--- Work to complete ---
A: In the article on Apple's PowerBook 3400 price cuts, how much did Apple drop the price of each model?
B: Write a continuation of the article on Apple's PowerBook 3400 price cuts, picking up after its final sentence.

─── Document extract ───

Apple cuts prices on PowerBook 3400s, as the company pushes to aggressively compete with Intel-based notebooks in both price and performance.

3 min read
Apple Computer (AA PL) has quietly cut prices on PowerBook 3400s, as the company pushes to aggressively compete with Intel-based notebooks in both price and performance.

As previously reported by CNET's NEWS.COM, Apple has dropped prices on its top-line notebooks by $400 to $600 on each of the models, according to several resellers. The PowerBook 3400s come with the 180-, 200- or 240-MHz 603e PowerPC processor and were priced between $4,500 and $6,500. Some resellers are now pricing the 3400s between $4,000 and $6,000 mark, and catalog retailer Mac Connection says it is offering a 3400c/180 without CD-ROM drive for as low as $3699.

The price cuts on the 3400s follow last month's reductions on the PowerBook 1400 series notebooks by up to 32 percent. Apple notebooks have been regarded as expensive in the past, but the company is now making room for aggressively priced notebooks at the low end.

Mac notebooks could get cheaper and acquire more features with the anticipated entrance of Mac clone vendors such as Umax, Power Computing, and Motorola into the market. Umax, in particular, is known for being able to produce low-cost computers. Umax recently introduced the first sub-$1,000 Mac system.

The companies are interested in producing a notebook based on the Common Hardware Reference Design (CHRP), which is now referred to as the PPCP specification. CHRP is intended to provide an open standard for PowerPC system designs that use industry-standard components.

PowerBooks now run on a number of specially designed chips used only by Apple. Any notebook clones would need to license the hardware design, as well as a special version of the Mac OS operating system.

With CHRP, however, clone vendors could design a notebook without licensing the PowerBook designs. By using more industry-standard components found in Intel-based notebooks, part supply would not be as constrained. Lower component costs would result in less expensive Mac notebook clones.

─── Record extracts ───

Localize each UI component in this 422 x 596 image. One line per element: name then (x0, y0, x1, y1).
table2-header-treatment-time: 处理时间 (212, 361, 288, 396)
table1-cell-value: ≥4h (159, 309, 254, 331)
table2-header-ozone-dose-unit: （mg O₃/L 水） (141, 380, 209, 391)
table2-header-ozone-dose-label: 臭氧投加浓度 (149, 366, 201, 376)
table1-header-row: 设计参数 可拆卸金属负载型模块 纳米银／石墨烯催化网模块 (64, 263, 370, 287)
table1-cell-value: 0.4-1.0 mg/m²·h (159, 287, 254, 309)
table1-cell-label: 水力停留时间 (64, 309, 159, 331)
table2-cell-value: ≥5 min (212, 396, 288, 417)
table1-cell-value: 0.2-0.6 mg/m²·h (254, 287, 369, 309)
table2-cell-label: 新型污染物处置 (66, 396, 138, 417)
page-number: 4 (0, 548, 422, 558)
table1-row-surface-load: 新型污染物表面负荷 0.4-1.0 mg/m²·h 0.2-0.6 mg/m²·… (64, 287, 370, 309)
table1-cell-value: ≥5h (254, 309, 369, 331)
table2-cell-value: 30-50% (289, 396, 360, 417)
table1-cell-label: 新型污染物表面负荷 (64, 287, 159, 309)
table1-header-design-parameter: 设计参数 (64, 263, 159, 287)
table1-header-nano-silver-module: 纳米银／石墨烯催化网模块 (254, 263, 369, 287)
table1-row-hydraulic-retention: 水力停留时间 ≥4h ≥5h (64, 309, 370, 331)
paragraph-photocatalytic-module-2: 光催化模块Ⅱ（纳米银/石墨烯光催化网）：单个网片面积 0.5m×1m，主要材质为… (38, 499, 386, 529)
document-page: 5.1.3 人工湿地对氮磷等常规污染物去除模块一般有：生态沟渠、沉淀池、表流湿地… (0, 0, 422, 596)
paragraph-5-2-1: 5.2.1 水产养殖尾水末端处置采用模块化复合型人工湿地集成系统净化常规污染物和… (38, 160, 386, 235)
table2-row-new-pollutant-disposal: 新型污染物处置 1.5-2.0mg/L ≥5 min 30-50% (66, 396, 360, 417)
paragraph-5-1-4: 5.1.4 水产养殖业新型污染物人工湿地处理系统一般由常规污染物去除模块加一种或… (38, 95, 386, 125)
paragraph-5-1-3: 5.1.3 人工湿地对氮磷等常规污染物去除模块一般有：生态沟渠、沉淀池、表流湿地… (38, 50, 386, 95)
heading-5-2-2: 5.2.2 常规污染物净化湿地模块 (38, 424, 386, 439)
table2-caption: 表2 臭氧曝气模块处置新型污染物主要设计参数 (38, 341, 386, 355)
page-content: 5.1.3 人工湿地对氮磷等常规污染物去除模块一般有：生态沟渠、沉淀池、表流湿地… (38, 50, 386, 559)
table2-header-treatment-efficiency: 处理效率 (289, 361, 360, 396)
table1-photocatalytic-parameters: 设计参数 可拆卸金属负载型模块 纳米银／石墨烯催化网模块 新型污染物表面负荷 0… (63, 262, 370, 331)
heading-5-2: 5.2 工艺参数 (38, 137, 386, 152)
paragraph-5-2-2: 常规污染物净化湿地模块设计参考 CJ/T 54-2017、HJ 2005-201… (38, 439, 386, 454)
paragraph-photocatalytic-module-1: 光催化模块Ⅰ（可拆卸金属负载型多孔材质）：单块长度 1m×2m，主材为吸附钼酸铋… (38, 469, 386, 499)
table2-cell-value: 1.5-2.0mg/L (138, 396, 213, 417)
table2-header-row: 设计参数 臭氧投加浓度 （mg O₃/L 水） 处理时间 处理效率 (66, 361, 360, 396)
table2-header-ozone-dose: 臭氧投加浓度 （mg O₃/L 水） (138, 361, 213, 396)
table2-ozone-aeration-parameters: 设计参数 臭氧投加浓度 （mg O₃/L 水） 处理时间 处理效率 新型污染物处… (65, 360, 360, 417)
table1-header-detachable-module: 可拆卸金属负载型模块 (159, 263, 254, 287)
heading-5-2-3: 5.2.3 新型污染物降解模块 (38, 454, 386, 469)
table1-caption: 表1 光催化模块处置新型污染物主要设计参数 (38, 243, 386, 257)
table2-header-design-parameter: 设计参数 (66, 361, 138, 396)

───

--- Results in order ---
A: By $400 to $600 on each model.

B:
"We believe there is certainly a market for a portable product, and we believe we've got some expertise in that area...but we think it's not likely to appear until 1998," said Phil Pompa, vice president of marketing for Umax Computer, in an earlier interview.

So far, Apple has not stated its position on the possible CHRP-based clone notebooks. The company may decide to protect its own profitable notebook sales by refusing to license needed technology to the clone vendors.

The Apple price cuts could presage the introduction of an even faster PowerBook 3400, which is now available with a 240-Mhz processor. Apple currently has the upper hand in performance against Intel-based notebook makers and is expected to widen that gap in the near future. The fastest notebook from an Intel-based manufacturer such as IBM and Compaq Computer runs at 166-MHz.

Apple representatives have said that the PowerBook 3400s have been engineered to accept processors that exceed even the 240-MHz speed. Motorola's semiconductor division is producing 603e PowerPC processors in 250-, 275-, and 300-MHz versions that could be used in the 3400, but Apple has declined to state when such a model might be introduced.